▶ **Task**
Write out the entries again exactly as they are given.
━━━━━━━━━━━━━━━━
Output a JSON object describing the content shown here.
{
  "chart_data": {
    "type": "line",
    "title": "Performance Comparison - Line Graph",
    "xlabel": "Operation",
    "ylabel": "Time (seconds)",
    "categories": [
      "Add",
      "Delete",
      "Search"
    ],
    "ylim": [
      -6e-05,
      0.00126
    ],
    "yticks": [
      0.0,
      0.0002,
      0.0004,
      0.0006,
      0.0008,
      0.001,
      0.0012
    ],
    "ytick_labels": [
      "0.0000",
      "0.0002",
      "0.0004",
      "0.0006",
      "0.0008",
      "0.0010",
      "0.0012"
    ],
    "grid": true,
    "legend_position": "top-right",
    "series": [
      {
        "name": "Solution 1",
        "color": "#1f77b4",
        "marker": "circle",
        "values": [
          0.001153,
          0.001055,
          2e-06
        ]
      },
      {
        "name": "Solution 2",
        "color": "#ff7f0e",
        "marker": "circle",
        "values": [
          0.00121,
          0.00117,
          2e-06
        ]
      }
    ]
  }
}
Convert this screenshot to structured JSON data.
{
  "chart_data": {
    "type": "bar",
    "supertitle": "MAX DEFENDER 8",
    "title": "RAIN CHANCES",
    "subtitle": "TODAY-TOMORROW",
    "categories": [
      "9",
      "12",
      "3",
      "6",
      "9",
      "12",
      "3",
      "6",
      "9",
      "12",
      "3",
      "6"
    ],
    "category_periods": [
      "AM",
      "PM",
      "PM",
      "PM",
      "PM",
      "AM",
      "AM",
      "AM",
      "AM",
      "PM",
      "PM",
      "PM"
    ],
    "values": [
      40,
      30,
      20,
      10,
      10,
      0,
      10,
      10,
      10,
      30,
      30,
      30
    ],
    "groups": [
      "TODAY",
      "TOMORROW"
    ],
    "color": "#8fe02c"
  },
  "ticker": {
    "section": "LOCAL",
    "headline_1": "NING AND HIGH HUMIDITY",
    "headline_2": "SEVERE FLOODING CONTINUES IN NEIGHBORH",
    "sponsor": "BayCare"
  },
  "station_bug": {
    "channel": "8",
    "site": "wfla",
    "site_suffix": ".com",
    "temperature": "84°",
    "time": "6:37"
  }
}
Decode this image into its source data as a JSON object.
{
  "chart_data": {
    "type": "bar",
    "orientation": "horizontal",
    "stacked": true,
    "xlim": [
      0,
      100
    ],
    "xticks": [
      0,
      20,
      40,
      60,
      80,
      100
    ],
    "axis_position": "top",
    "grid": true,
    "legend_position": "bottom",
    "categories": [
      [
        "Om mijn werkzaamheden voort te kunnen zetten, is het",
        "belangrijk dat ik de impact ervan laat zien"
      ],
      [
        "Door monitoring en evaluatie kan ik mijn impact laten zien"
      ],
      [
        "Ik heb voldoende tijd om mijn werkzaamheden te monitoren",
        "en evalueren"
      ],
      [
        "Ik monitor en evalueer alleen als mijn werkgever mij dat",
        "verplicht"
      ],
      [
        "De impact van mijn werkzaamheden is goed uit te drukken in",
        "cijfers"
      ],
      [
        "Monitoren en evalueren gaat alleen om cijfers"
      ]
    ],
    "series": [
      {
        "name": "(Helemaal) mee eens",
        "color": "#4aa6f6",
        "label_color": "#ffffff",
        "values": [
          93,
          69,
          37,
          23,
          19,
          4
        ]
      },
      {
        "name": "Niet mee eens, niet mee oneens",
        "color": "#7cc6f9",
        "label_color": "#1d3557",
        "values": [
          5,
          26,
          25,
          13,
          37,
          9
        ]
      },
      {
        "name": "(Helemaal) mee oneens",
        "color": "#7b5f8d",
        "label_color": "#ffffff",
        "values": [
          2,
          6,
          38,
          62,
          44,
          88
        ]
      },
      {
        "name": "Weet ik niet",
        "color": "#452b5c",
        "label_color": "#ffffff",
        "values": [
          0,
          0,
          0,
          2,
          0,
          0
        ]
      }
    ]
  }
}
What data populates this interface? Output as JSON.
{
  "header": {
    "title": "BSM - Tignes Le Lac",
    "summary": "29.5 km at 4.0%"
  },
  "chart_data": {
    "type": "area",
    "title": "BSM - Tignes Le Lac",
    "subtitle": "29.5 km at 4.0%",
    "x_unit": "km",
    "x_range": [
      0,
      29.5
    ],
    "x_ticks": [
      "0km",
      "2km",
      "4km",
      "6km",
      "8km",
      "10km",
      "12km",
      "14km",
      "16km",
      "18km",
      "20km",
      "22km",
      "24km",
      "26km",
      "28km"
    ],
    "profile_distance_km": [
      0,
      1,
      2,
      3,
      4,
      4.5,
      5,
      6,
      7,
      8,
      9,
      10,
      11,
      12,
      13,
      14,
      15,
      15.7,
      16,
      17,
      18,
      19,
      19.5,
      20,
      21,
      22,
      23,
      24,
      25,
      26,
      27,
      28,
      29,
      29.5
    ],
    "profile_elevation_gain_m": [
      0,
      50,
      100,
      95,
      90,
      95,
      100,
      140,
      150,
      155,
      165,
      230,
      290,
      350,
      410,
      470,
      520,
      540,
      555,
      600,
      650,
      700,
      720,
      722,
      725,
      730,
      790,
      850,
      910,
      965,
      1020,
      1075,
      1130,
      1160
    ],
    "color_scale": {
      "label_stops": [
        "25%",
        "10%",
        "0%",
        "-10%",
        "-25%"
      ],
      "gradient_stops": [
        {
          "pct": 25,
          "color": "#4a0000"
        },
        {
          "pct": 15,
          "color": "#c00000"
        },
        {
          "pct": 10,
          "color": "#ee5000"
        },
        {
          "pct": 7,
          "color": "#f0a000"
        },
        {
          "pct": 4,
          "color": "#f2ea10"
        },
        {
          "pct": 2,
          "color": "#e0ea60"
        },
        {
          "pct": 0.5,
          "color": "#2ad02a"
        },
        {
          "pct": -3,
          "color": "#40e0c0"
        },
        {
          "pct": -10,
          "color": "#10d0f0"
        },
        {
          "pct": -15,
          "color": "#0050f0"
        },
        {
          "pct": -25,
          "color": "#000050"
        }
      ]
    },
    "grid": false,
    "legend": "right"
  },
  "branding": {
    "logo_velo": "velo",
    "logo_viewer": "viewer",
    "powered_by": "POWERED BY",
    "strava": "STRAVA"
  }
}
━━━━━━━━━━━━━━━━
▶ **Full output**
Output a JSON object describing the content shown here.
{
  "chart_data": {
    "type": "line",
    "title": "Performance Comparison - Line Graph",
    "xlabel": "Operation",
    "ylabel": "Time (seconds)",
    "categories": [
      "Add",
      "Delete",
      "Search"
    ],
    "ylim": [
      -6e-05,
      0.00126
    ],
    "yticks": [
      0.0,
      0.0002,
      0.0004,
      0.0006,
      0.0008,
      0.001,
      0.0012
    ],
    "ytick_labels": [
      "0.0000",
      "0.0002",
      "0.0004",
      "0.0006",
      "0.0008",
      "0.0010",
      "0.0012"
    ],
    "grid": true,
    "legend_position": "top-right",
    "series": [
      {
        "name": "Solution 1",
        "color": "#1f77b4",
        "marker": "circle",
        "values": [
          0.001153,
          0.001055,
          2e-06
        ]
      },
      {
        "name": "Solution 2",
        "color": "#ff7f0e",
        "marker": "circle",
        "values": [
          0.00121,
          0.00117,
          2e-06
        ]
      }
    ]
  }
}
Convert this screenshot to structured JSON data.
{
  "chart_data": {
    "type": "bar",
    "supertitle": "MAX DEFENDER 8",
    "title": "RAIN CHANCES",
    "subtitle": "TODAY-TOMORROW",
    "categories": [
      "9",
      "12",
      "3",
      "6",
      "9",
      "12",
      "3",
      "6",
      "9",
      "12",
      "3",
      "6"
    ],
    "category_periods": [
      "AM",
      "PM",
      "PM",
      "PM",
      "PM",
      "AM",
      "AM",
      "AM",
      "AM",
      "PM",
      "PM",
      "PM"
    ],
    "values": [
      40,
      30,
      20,
      10,
      10,
      0,
      10,
      10,
      10,
      30,
      30,
      30
    ],
    "groups": [
      "TODAY",
      "TOMORROW"
    ],
    "color": "#8fe02c"
  },
  "ticker": {
    "section": "LOCAL",
    "headline_1": "NING AND HIGH HUMIDITY",
    "headline_2": "SEVERE FLOODING CONTINUES IN NEIGHBORH",
    "sponsor": "BayCare"
  },
  "station_bug": {
    "channel": "8",
    "site": "wfla",
    "site_suffix": ".com",
    "temperature": "84°",
    "time": "6:37"
  }
}
Decode this image into its source data as a JSON object.
{
  "chart_data": {
    "type": "bar",
    "orientation": "horizontal",
    "stacked": true,
    "xlim": [
      0,
      100
    ],
    "xticks": [
      0,
      20,
      40,
      60,
      80,
      100
    ],
    "axis_position": "top",
    "grid": true,
    "legend_position": "bottom",
    "categories": [
      [
        "Om mijn werkzaamheden voort te kunnen zetten, is het",
        "belangrijk dat ik de impact ervan laat zien"
      ],
      [
        "Door monitoring en evaluatie kan ik mijn impact laten zien"
      ],
      [
        "Ik heb voldoende tijd om mijn werkzaamheden te monitoren",
        "en evalueren"
      ],
      [
        "Ik monitor en evalueer alleen als mijn werkgever mij dat",
        "verplicht"
      ],
      [
        "De impact van mijn werkzaamheden is goed uit te drukken in",
        "cijfers"
      ],
      [
        "Monitoren en evalueren gaat alleen om cijfers"
      ]
    ],
    "series": [
      {
        "name": "(Helemaal) mee eens",
        "color": "#4aa6f6",
        "label_color": "#ffffff",
        "values": [
          93,
          69,
          37,
          23,
          19,
          4
        ]
      },
      {
        "name": "Niet mee eens, niet mee oneens",
        "color": "#7cc6f9",
        "label_color": "#1d3557",
        "values": [
          5,
          26,
          25,
          13,
          37,
          9
        ]
      },
      {
        "name": "(Helemaal) mee oneens",
        "color": "#7b5f8d",
        "label_color": "#ffffff",
        "values": [
          2,
          6,
          38,
          62,
          44,
          88
        ]
      },
      {
        "name": "Weet ik niet",
        "color": "#452b5c",
        "label_color": "#ffffff",
        "values": [
          0,
          0,
          0,
          2,
          0,
          0
        ]
      }
    ]
  }
}
What data populates this interface? Output as JSON.
{
  "header": {
    "title": "BSM - Tignes Le Lac",
    "summary": "29.5 km at 4.0%"
  },
  "chart_data": {
    "type": "area",
    "title": "BSM - Tignes Le Lac",
    "subtitle": "29.5 km at 4.0%",
    "x_unit": "km",
    "x_range": [
      0,
      29.5
    ],
    "x_ticks": [
      "0km",
      "2km",
      "4km",
      "6km",
      "8km",
      "10km",
      "12km",
      "14km",
      "16km",
      "18km",
      "20km",
      "22km",
      "24km",
      "26km",
      "28km"
    ],
    "profile_distance_km": [
      0,
      1,
      2,
      3,
      4,
      4.5,
      5,
      6,
      7,
      8,
      9,
      10,
      11,
      12,
      13,
      14,
      15,
      15.7,
      16,
      17,
      18,
      19,
      19.5,
      20,
      21,
      22,
      23,
      24,
      25,
      26,
      27,
      28,
      29,
      29.5
    ],
    "profile_elevation_gain_m": [
      0,
      50,
      100,
      95,
      90,
      95,
      100,
      140,
      150,
      155,
      165,
      230,
      290,
      350,
      410,
      470,
      520,
      540,
      555,
      600,
      650,
      700,
      720,
      722,
      725,
      730,
      790,
      850,
      910,
      965,
      1020,
      1075,
      1130,
      1160
    ],
    "color_scale": {
      "label_stops": [
        "25%",
        "10%",
        "0%",
        "-10%",
        "-25%"
      ],
      "gradient_stops": [
        {
          "pct": 25,
          "color": "#4a0000"
        },
        {
          "pct": 15,
          "color": "#c00000"
        },
        {
          "pct": 10,
          "color": "#ee5000"
        },
        {
          "pct": 7,
          "color": "#f0a000"
        },
        {
          "pct": 4,
          "color": "#f2ea10"
        },
        {
          "pct": 2,
          "color": "#e0ea60"
        },
        {
          "pct": 0.5,
          "color": "#2ad02a"
        },
        {
          "pct": -3,
          "color": "#40e0c0"
        },
        {
          "pct": -10,
          "color": "#10d0f0"
        },
        {
          "pct": -15,
          "color": "#0050f0"
        },
        {
          "pct": -25,
          "color": "#000050"
        }
      ]
    },
    "grid": false,
    "legend": "right"
  },
  "branding": {
    "logo_velo": "velo",
    "logo_viewer": "viewer",
    "powered_by": "POWERED BY",
    "strava": "STRAVA"
  }
}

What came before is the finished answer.